[Records from a collection of figures]
******************************

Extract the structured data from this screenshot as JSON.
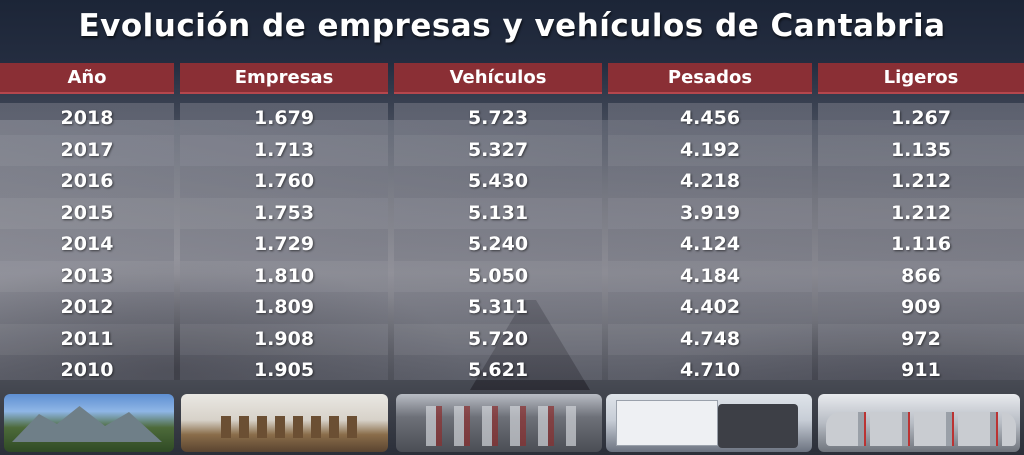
{
  "title": "Evolución de empresas y vehículos de Cantabria",
  "table": {
    "headers": [
      "Año",
      "Empresas",
      "Vehículos",
      "Pesados",
      "Ligeros"
    ],
    "columns": [
      [
        "2018",
        "2017",
        "2016",
        "2015",
        "2014",
        "2013",
        "2012",
        "2011",
        "2010"
      ],
      [
        "1.679",
        "1.713",
        "1.760",
        "1.753",
        "1.729",
        "1.810",
        "1.809",
        "1.908",
        "1.905"
      ],
      [
        "5.723",
        "5.327",
        "5.430",
        "5.131",
        "5.240",
        "5.050",
        "5.311",
        "5.720",
        "5.621"
      ],
      [
        "4.456",
        "4.192",
        "4.218",
        "3.919",
        "4.124",
        "4.184",
        "4.402",
        "4.748",
        "4.710"
      ],
      [
        "1.267",
        "1.135",
        "1.212",
        "1.212",
        "1.116",
        "866",
        "909",
        "972",
        "911"
      ]
    ]
  },
  "photos": [
    "mountain-landscape-photo",
    "office-meeting-room-photo",
    "highway-traffic-photo",
    "truck-photo",
    "parked-cars-photo"
  ],
  "colors": {
    "header_bg": "#8a2f35",
    "title_text": "#ffffff"
  }
}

******************************

Without including any pictures, output all the entries above exactly.

Complete response -
Extract the structured data from this screenshot as JSON.
{
  "title": "Evolución de empresas y vehículos de Cantabria",
  "table": {
    "headers": [
      "Año",
      "Empresas",
      "Vehículos",
      "Pesados",
      "Ligeros"
    ],
    "columns": [
      [
        "2018",
        "2017",
        "2016",
        "2015",
        "2014",
        "2013",
        "2012",
        "2011",
        "2010"
      ],
      [
        "1.679",
        "1.713",
        "1.760",
        "1.753",
        "1.729",
        "1.810",
        "1.809",
        "1.908",
        "1.905"
      ],
      [
        "5.723",
        "5.327",
        "5.430",
        "5.131",
        "5.240",
        "5.050",
        "5.311",
        "5.720",
        "5.621"
      ],
      [
        "4.456",
        "4.192",
        "4.218",
        "3.919",
        "4.124",
        "4.184",
        "4.402",
        "4.748",
        "4.710"
      ],
      [
        "1.267",
        "1.135",
        "1.212",
        "1.212",
        "1.116",
        "866",
        "909",
        "972",
        "911"
      ]
    ]
  },
  "photos": [
    "mountain-landscape-photo",
    "office-meeting-room-photo",
    "highway-traffic-photo",
    "truck-photo",
    "parked-cars-photo"
  ],
  "colors": {
    "header_bg": "#8a2f35",
    "title_text": "#ffffff"
  }
}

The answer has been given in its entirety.